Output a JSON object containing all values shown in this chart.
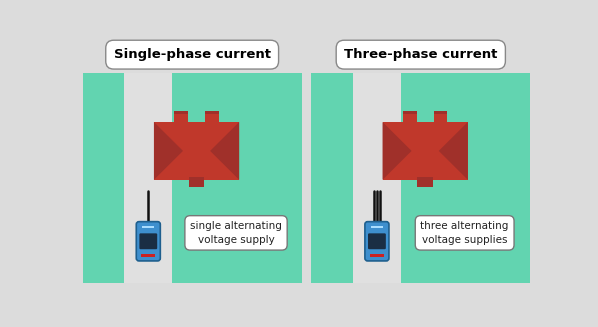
{
  "bg_color": "#dcdcdc",
  "panel_color": "#62d4b0",
  "driveway_color": "#e0e0e0",
  "roof_main": "#c0382b",
  "roof_shadow": "#a0302a",
  "car_body": "#3e8fce",
  "car_dark": "#1e5f8e",
  "car_roof": "#1a2e44",
  "car_tail": "#cc2222",
  "wire_color": "#111111",
  "label_bg": "#ffffff",
  "label_border": "#777777",
  "text_color": "#222222",
  "title_left": "Single-phase current",
  "title_right": "Three-phase current",
  "label_left": "single alternating\nvoltage supply",
  "label_right": "three alternating\nvoltage supplies"
}
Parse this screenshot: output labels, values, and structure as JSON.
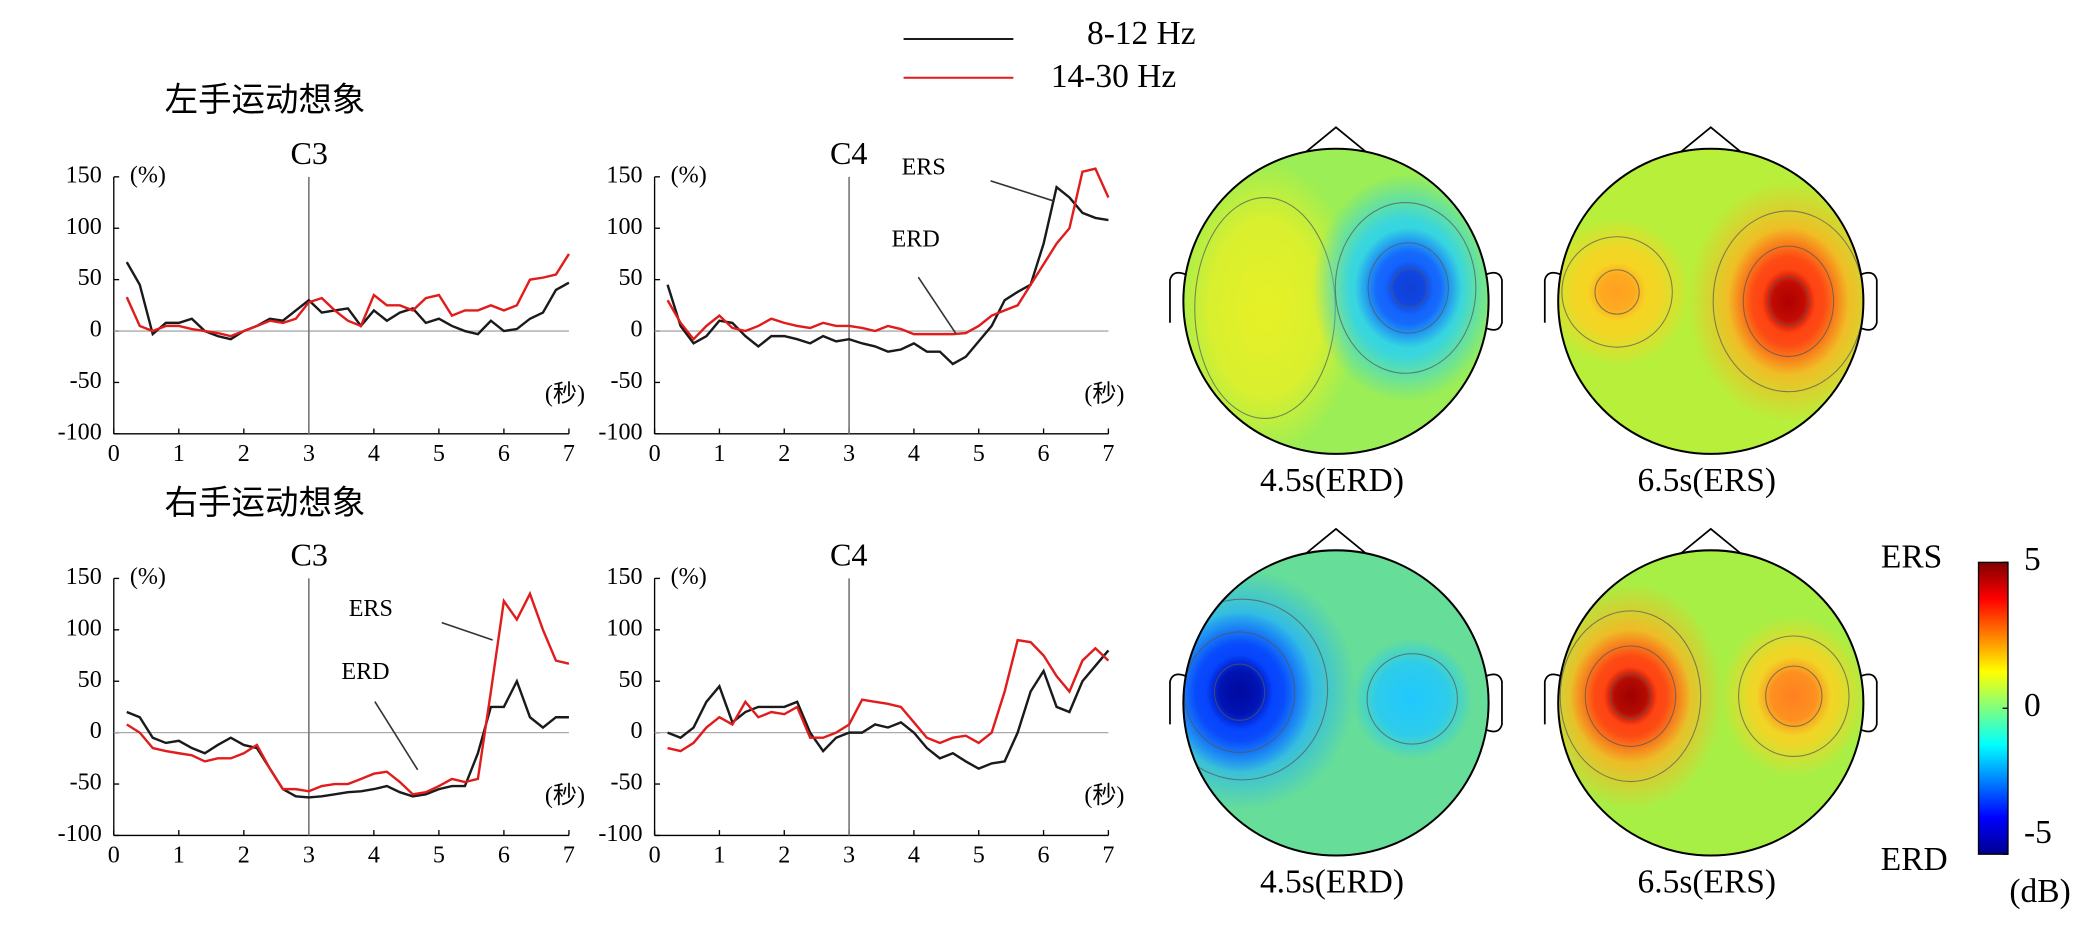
{
  "legend_title": null,
  "row_titles": [
    "左手运动想象",
    "右手运动想象"
  ],
  "chart_data": [
    {
      "type": "line",
      "title": "C3",
      "y_label": "(%)",
      "x_label": "(秒)",
      "xlim": [
        0,
        7
      ],
      "ylim": [
        -100,
        150
      ],
      "xticks": [
        0,
        1,
        2,
        3,
        4,
        5,
        6,
        7
      ],
      "yticks": [
        -100,
        -50,
        0,
        50,
        100,
        150
      ],
      "vline": 3,
      "x": [
        0.2,
        0.4,
        0.6,
        0.8,
        1.0,
        1.2,
        1.4,
        1.6,
        1.8,
        2.0,
        2.2,
        2.4,
        2.6,
        2.8,
        3.0,
        3.2,
        3.4,
        3.6,
        3.8,
        4.0,
        4.2,
        4.4,
        4.6,
        4.8,
        5.0,
        5.2,
        5.4,
        5.6,
        5.8,
        6.0,
        6.2,
        6.4,
        6.6,
        6.8,
        7.0
      ],
      "series": [
        {
          "name": "8-12 Hz",
          "color": "#1a1a1a",
          "values": [
            67,
            45,
            -3,
            8,
            8,
            12,
            0,
            -5,
            -8,
            0,
            5,
            12,
            10,
            20,
            30,
            18,
            20,
            22,
            5,
            20,
            10,
            18,
            22,
            8,
            12,
            5,
            0,
            -3,
            10,
            0,
            2,
            12,
            18,
            40,
            47
          ]
        },
        {
          "name": "14-30 Hz",
          "color": "#e01c1c",
          "values": [
            33,
            5,
            0,
            5,
            5,
            2,
            0,
            -2,
            -5,
            0,
            5,
            10,
            8,
            12,
            28,
            32,
            20,
            10,
            5,
            35,
            25,
            25,
            20,
            32,
            35,
            15,
            20,
            20,
            25,
            20,
            25,
            50,
            52,
            55,
            75
          ]
        }
      ]
    },
    {
      "type": "line",
      "title": "C4",
      "y_label": "(%)",
      "x_label": "(秒)",
      "xlim": [
        0,
        7
      ],
      "ylim": [
        -100,
        150
      ],
      "xticks": [
        0,
        1,
        2,
        3,
        4,
        5,
        6,
        7
      ],
      "yticks": [
        -100,
        -50,
        0,
        50,
        100,
        150
      ],
      "vline": 3,
      "annotations": [
        "ERS",
        "ERD"
      ],
      "x": [
        0.2,
        0.4,
        0.6,
        0.8,
        1.0,
        1.2,
        1.4,
        1.6,
        1.8,
        2.0,
        2.2,
        2.4,
        2.6,
        2.8,
        3.0,
        3.2,
        3.4,
        3.6,
        3.8,
        4.0,
        4.2,
        4.4,
        4.6,
        4.8,
        5.0,
        5.2,
        5.4,
        5.6,
        5.8,
        6.0,
        6.2,
        6.4,
        6.6,
        6.8,
        7.0
      ],
      "series": [
        {
          "name": "8-12 Hz",
          "color": "#1a1a1a",
          "values": [
            45,
            5,
            -12,
            -5,
            10,
            8,
            -5,
            -15,
            -5,
            -5,
            -8,
            -12,
            -5,
            -10,
            -8,
            -12,
            -15,
            -20,
            -18,
            -12,
            -20,
            -20,
            -32,
            -25,
            -10,
            5,
            30,
            38,
            45,
            85,
            140,
            130,
            115,
            110,
            108
          ]
        },
        {
          "name": "14-30 Hz",
          "color": "#e01c1c",
          "values": [
            30,
            8,
            -8,
            5,
            15,
            3,
            0,
            5,
            12,
            8,
            5,
            3,
            8,
            5,
            5,
            3,
            0,
            5,
            2,
            -3,
            -3,
            -3,
            -3,
            -2,
            5,
            15,
            20,
            25,
            45,
            65,
            85,
            100,
            155,
            158,
            130
          ]
        }
      ]
    },
    {
      "type": "line",
      "title": "C3",
      "y_label": "(%)",
      "x_label": "(秒)",
      "xlim": [
        0,
        7
      ],
      "ylim": [
        -100,
        150
      ],
      "xticks": [
        0,
        1,
        2,
        3,
        4,
        5,
        6,
        7
      ],
      "yticks": [
        -100,
        -50,
        0,
        50,
        100,
        150
      ],
      "vline": 3,
      "annotations": [
        "ERS",
        "ERD"
      ],
      "x": [
        0.2,
        0.4,
        0.6,
        0.8,
        1.0,
        1.2,
        1.4,
        1.6,
        1.8,
        2.0,
        2.2,
        2.4,
        2.6,
        2.8,
        3.0,
        3.2,
        3.4,
        3.6,
        3.8,
        4.0,
        4.2,
        4.4,
        4.6,
        4.8,
        5.0,
        5.2,
        5.4,
        5.6,
        5.8,
        6.0,
        6.2,
        6.4,
        6.6,
        6.8,
        7.0
      ],
      "series": [
        {
          "name": "8-12 Hz",
          "color": "#1a1a1a",
          "values": [
            20,
            15,
            -5,
            -10,
            -8,
            -15,
            -20,
            -12,
            -5,
            -12,
            -15,
            -35,
            -55,
            -62,
            -63,
            -62,
            -60,
            -58,
            -57,
            -55,
            -52,
            -58,
            -62,
            -60,
            -55,
            -52,
            -52,
            -20,
            25,
            25,
            50,
            15,
            5,
            15,
            15
          ]
        },
        {
          "name": "14-30 Hz",
          "color": "#e01c1c",
          "values": [
            8,
            0,
            -15,
            -18,
            -20,
            -22,
            -28,
            -25,
            -25,
            -20,
            -12,
            -35,
            -55,
            -55,
            -57,
            -52,
            -50,
            -50,
            -45,
            -40,
            -38,
            -48,
            -60,
            -58,
            -52,
            -45,
            -48,
            -45,
            40,
            128,
            110,
            135,
            100,
            70,
            67
          ]
        }
      ]
    },
    {
      "type": "line",
      "title": "C4",
      "y_label": "(%)",
      "x_label": "(秒)",
      "xlim": [
        0,
        7
      ],
      "ylim": [
        -100,
        150
      ],
      "xticks": [
        0,
        1,
        2,
        3,
        4,
        5,
        6,
        7
      ],
      "yticks": [
        -100,
        -50,
        0,
        50,
        100,
        150
      ],
      "vline": 3,
      "x": [
        0.2,
        0.4,
        0.6,
        0.8,
        1.0,
        1.2,
        1.4,
        1.6,
        1.8,
        2.0,
        2.2,
        2.4,
        2.6,
        2.8,
        3.0,
        3.2,
        3.4,
        3.6,
        3.8,
        4.0,
        4.2,
        4.4,
        4.6,
        4.8,
        5.0,
        5.2,
        5.4,
        5.6,
        5.8,
        6.0,
        6.2,
        6.4,
        6.6,
        6.8,
        7.0
      ],
      "series": [
        {
          "name": "8-12 Hz",
          "color": "#1a1a1a",
          "values": [
            0,
            -5,
            5,
            30,
            45,
            10,
            20,
            25,
            25,
            25,
            30,
            0,
            -18,
            -5,
            0,
            0,
            8,
            5,
            10,
            0,
            -15,
            -25,
            -20,
            -28,
            -35,
            -30,
            -28,
            0,
            40,
            60,
            25,
            20,
            50,
            65,
            80
          ]
        },
        {
          "name": "14-30 Hz",
          "color": "#e01c1c",
          "values": [
            -15,
            -18,
            -10,
            5,
            15,
            8,
            30,
            15,
            20,
            18,
            25,
            -5,
            -5,
            0,
            8,
            32,
            30,
            28,
            25,
            10,
            -5,
            -10,
            -5,
            -3,
            -10,
            0,
            40,
            90,
            88,
            75,
            55,
            40,
            70,
            82,
            70
          ]
        }
      ]
    }
  ],
  "topomaps": [
    {
      "label": "4.5s(ERD)"
    },
    {
      "label": "6.5s(ERS)"
    },
    {
      "label": "4.5s(ERD)"
    },
    {
      "label": "6.5s(ERS)"
    }
  ],
  "colorbar": {
    "clim": [
      -5,
      5
    ],
    "ticks": [
      5,
      0,
      -5
    ],
    "label": "(dB)",
    "top_label": "ERS",
    "bottom_label": "ERD"
  }
}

========

Go through the records and pull out each line that includes the word "this".

CORRECT ANSWER —
Output a JSON object containing all values shown in this chart.
Parse this screenshot: output labels, values, and structure as JSON.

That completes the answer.